Return all of the entries exactly, with nothing added or left out.

▶ _Excerpted data_
★ ★ ★ ★ ★
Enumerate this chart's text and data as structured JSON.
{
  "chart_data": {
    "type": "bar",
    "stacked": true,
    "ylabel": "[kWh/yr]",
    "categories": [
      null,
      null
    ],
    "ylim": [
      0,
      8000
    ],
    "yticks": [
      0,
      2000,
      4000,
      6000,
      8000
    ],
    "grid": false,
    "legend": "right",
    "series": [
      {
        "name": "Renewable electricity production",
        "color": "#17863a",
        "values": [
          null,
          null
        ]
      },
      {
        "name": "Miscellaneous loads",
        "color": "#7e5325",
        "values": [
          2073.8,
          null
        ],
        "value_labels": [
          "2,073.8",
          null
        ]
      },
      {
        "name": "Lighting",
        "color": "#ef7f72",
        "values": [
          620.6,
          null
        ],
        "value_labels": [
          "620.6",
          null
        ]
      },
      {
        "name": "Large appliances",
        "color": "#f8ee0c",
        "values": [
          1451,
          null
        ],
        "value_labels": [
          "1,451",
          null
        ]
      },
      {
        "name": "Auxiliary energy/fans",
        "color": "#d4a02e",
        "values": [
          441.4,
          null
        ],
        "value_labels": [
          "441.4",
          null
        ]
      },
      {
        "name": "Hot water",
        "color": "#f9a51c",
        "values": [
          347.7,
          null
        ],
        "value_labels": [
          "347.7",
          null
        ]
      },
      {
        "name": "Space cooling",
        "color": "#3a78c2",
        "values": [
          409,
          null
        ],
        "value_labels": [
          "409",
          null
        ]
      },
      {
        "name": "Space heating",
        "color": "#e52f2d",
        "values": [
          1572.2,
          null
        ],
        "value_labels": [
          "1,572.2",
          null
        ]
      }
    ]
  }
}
★ ★ ★ ★ ★
▶ _Written solution_
Enumerate this chart's text and data as structured JSON.
{
  "chart_data": {
    "type": "bar",
    "stacked": true,
    "ylabel": "[kWh/yr]",
    "categories": [
      null,
      null
    ],
    "ylim": [
      0,
      8000
    ],
    "yticks": [
      0,
      2000,
      4000,
      6000,
      8000
    ],
    "grid": false,
    "legend": "right",
    "series": [
      {
        "name": "Renewable electricity production",
        "color": "#17863a",
        "values": [
          null,
          null
        ]
      },
      {
        "name": "Miscellaneous loads",
        "color": "#7e5325",
        "values": [
          2073.8,
          null
        ],
        "value_labels": [
          "2,073.8",
          null
        ]
      },
      {
        "name": "Lighting",
        "color": "#ef7f72",
        "values": [
          620.6,
          null
        ],
        "value_labels": [
          "620.6",
          null
        ]
      },
      {
        "name": "Large appliances",
        "color": "#f8ee0c",
        "values": [
          1451,
          null
        ],
        "value_labels": [
          "1,451",
          null
        ]
      },
      {
        "name": "Auxiliary energy/fans",
        "color": "#d4a02e",
        "values": [
          441.4,
          null
        ],
        "value_labels": [
          "441.4",
          null
        ]
      },
      {
        "name": "Hot water",
        "color": "#f9a51c",
        "values": [
          347.7,
          null
        ],
        "value_labels": [
          "347.7",
          null
        ]
      },
      {
        "name": "Space cooling",
        "color": "#3a78c2",
        "values": [
          409,
          null
        ],
        "value_labels": [
          "409",
          null
        ]
      },
      {
        "name": "Space heating",
        "color": "#e52f2d",
        "values": [
          1572.2,
          null
        ],
        "value_labels": [
          "1,572.2",
          null
        ]
      }
    ]
  }
}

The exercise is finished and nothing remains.